Write out, character for character, the line containing "Type out the text in this image." and all lines after it up to the end of the listing.

>> Start Entries

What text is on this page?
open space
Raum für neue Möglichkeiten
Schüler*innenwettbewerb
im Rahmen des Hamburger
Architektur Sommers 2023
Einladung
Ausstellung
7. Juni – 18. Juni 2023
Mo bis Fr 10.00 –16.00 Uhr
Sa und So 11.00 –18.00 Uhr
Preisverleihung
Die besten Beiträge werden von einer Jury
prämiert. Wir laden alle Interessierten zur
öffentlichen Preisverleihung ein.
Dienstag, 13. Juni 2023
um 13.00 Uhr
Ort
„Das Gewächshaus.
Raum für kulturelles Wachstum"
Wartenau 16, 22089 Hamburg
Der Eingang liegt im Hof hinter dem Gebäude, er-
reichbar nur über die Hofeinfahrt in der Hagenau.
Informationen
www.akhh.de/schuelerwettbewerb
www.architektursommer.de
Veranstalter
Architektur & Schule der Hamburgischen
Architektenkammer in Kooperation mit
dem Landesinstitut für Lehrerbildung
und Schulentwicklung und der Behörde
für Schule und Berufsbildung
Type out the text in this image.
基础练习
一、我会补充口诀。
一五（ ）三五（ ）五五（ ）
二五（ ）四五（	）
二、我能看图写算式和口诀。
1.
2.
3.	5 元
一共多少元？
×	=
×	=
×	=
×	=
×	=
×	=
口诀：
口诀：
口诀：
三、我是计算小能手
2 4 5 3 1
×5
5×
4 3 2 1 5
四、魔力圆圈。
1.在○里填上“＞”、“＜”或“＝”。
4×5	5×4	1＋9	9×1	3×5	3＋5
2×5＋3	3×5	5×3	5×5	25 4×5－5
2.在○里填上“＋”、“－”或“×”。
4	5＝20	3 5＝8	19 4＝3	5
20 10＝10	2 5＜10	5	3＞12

>> End Entries

**Task output**
Type out the text in this image.
基础练习
一、我会补充口诀。
一五（ ）三五（ ）五五（ ）
二五（ ）四五（	）
二、我能看图写算式和口诀。
1.
2.
3.	5 元
一共多少元？
×	=
×	=
×	=
×	=
×	=
×	=
口诀：
口诀：
口诀：
三、我是计算小能手
2 4 5 3 1
×5
5×
4 3 2 1 5
四、魔力圆圈。
1.在○里填上“＞”、“＜”或“＝”。
4×5	5×4	1＋9	9×1	3×5	3＋5
2×5＋3	3×5	5×3	5×5	25 4×5－5
2.在○里填上“＋”、“－”或“×”。
4	5＝20	3 5＝8	19 4＝3	5
20 10＝10	2 5＜10	5	3＞12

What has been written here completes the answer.